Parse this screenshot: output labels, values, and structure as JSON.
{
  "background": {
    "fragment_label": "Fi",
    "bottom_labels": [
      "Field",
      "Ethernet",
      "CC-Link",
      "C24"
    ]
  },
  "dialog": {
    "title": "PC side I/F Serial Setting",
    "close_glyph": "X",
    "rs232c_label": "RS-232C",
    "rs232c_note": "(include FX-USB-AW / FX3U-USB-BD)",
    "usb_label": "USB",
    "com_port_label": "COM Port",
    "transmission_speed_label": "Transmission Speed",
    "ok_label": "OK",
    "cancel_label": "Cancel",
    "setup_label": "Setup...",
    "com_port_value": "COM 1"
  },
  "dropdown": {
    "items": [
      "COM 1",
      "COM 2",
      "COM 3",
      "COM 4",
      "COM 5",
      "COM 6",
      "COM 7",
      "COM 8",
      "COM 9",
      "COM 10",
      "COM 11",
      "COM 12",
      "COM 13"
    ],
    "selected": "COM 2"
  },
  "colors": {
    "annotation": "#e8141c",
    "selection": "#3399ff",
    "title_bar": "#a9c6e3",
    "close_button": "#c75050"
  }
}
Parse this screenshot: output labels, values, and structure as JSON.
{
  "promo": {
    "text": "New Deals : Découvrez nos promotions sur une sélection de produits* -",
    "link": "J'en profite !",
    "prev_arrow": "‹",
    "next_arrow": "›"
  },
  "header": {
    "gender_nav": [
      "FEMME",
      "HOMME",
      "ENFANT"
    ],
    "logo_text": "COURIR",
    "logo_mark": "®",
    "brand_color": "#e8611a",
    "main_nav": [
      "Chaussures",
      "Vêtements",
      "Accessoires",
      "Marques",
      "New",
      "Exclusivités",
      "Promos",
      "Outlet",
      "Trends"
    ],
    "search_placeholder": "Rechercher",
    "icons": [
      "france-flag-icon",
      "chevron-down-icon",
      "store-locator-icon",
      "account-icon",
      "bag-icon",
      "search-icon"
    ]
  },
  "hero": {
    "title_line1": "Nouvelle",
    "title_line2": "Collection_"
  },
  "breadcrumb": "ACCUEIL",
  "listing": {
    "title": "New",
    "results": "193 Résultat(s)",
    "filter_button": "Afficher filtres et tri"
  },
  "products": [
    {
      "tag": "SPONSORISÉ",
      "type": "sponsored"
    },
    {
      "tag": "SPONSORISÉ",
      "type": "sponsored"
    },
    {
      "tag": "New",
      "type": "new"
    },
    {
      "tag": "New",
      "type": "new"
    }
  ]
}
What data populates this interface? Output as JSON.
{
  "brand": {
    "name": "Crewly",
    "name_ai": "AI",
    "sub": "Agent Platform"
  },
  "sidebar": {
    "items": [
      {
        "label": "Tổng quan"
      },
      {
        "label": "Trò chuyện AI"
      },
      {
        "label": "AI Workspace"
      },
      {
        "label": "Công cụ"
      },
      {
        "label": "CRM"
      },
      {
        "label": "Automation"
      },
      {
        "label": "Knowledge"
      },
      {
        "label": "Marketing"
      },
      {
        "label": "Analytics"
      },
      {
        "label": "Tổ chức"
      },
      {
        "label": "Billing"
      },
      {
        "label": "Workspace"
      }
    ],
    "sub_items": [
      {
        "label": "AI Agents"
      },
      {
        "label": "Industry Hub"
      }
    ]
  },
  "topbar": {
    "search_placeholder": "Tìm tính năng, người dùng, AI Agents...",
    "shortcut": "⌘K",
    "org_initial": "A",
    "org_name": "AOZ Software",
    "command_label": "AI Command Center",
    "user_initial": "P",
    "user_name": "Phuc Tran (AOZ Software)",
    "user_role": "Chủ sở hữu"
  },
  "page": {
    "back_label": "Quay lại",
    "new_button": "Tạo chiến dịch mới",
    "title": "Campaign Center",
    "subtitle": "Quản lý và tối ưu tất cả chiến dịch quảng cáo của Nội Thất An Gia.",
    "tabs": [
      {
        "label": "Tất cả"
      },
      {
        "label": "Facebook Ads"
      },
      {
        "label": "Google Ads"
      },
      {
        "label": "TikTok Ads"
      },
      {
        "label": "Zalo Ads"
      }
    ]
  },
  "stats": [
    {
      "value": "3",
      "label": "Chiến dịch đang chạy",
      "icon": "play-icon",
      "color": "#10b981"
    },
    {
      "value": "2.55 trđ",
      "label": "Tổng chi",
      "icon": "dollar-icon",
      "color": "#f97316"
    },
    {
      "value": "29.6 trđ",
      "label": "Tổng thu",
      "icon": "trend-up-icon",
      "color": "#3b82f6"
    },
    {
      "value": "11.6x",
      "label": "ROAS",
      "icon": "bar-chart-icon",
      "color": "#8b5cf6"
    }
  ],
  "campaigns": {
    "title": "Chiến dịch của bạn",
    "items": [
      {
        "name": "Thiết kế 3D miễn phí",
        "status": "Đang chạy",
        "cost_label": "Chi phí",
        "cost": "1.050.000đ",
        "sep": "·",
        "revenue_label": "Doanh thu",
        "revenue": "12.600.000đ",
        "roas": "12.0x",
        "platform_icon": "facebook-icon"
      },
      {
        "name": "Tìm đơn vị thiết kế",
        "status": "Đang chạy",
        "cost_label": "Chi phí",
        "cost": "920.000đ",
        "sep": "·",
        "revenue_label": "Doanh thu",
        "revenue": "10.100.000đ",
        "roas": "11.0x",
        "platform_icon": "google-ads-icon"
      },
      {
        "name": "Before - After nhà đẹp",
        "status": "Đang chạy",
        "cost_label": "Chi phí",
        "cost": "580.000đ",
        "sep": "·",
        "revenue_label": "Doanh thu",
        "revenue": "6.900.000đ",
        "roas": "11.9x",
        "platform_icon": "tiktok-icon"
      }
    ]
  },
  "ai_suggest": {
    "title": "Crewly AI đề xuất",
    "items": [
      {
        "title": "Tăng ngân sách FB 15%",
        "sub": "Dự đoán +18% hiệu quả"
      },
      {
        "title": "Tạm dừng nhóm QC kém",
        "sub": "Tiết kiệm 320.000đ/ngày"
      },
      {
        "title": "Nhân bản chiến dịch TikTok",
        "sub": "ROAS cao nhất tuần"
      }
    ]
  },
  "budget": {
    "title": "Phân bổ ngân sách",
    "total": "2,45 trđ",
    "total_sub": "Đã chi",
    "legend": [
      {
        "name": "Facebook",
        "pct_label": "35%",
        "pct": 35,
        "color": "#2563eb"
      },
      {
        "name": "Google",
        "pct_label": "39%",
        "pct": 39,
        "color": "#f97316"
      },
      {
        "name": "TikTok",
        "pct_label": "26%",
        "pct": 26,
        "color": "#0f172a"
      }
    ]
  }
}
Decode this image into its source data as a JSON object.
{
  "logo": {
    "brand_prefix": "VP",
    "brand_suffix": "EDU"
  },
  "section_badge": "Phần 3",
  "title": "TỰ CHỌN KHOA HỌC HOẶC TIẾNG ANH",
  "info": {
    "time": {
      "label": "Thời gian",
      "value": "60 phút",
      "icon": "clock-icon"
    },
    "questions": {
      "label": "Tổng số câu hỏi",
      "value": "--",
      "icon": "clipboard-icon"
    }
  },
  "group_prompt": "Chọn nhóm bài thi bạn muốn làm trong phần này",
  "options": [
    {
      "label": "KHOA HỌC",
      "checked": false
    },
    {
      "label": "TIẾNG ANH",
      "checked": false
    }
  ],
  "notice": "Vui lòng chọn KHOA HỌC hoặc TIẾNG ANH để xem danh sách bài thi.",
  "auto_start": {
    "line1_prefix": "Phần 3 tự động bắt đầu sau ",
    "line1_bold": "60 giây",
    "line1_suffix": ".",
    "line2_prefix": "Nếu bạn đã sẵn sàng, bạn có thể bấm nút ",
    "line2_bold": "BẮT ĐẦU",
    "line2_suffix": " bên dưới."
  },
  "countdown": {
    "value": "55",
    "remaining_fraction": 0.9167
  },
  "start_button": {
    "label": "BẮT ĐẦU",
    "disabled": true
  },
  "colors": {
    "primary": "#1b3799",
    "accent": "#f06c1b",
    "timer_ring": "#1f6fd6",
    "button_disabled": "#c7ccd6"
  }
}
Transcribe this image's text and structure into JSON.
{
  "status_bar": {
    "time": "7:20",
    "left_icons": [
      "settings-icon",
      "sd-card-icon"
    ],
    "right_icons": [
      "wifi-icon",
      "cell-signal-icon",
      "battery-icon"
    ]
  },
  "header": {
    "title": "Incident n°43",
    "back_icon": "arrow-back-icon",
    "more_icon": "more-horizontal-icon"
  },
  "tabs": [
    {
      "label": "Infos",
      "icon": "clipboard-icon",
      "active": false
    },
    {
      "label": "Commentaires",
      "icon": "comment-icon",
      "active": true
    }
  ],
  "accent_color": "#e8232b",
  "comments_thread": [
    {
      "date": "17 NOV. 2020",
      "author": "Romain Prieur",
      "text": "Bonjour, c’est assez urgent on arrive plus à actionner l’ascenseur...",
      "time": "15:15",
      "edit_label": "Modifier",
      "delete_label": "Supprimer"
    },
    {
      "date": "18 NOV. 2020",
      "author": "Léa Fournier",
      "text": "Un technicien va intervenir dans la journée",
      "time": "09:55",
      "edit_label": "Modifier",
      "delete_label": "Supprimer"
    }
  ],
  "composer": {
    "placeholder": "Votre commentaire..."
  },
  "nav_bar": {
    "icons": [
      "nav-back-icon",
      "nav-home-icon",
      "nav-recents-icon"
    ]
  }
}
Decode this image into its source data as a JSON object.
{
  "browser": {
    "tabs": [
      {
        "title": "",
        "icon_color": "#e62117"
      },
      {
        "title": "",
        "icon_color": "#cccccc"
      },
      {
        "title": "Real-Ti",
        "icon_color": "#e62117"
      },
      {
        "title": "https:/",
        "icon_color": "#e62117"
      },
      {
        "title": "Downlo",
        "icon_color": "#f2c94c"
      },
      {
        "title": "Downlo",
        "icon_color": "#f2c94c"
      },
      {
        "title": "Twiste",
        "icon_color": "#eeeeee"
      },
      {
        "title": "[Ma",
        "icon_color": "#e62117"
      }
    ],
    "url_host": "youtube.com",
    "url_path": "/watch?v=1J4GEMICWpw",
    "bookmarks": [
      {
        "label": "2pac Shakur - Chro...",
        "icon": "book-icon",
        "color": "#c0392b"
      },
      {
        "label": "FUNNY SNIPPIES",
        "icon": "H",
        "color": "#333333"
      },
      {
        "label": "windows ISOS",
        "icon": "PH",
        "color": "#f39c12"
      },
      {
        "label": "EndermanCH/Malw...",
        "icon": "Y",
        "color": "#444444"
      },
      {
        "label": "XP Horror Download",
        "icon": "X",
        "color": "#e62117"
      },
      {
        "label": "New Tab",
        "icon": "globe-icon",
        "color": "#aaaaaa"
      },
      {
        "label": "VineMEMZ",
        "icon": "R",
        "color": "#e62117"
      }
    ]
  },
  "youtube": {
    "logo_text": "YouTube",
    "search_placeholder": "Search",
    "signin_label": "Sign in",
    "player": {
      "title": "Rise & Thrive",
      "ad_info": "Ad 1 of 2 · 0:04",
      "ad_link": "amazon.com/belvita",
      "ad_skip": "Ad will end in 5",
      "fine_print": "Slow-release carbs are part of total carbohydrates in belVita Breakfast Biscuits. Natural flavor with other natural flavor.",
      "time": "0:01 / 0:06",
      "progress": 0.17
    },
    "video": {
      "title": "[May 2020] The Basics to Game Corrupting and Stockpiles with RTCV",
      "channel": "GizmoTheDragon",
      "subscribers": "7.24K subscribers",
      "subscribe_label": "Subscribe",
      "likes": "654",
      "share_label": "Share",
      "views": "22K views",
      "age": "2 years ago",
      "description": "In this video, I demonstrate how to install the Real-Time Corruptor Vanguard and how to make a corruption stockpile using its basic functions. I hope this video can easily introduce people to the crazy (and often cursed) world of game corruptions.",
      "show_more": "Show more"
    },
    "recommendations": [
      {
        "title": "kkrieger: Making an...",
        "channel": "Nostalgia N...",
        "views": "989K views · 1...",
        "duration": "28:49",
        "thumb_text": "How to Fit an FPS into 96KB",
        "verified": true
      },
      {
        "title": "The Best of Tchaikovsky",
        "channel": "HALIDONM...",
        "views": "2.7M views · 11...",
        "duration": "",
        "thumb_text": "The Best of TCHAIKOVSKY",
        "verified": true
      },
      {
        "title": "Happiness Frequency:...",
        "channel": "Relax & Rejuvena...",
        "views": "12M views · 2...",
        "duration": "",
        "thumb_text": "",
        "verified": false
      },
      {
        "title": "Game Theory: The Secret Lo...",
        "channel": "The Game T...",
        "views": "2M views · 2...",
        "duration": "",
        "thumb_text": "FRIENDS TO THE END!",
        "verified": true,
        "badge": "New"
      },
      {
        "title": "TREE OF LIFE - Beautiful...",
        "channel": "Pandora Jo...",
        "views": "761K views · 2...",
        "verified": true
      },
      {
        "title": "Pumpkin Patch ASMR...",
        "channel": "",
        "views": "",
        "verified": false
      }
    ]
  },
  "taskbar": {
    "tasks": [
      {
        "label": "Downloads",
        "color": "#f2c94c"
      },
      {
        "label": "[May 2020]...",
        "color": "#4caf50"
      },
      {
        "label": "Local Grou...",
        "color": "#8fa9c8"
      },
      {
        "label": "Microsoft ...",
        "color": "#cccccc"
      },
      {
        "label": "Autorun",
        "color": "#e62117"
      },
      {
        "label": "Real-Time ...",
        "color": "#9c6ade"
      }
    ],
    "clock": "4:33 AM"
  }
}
● ● ●
* _WHAT NEEDS TO BE DONE_: Which lines contain "Workspace"? Show each of them.

* _WRITTEN ANSWER_:
        "label": "AI Workspace"
        "label": "Workspace"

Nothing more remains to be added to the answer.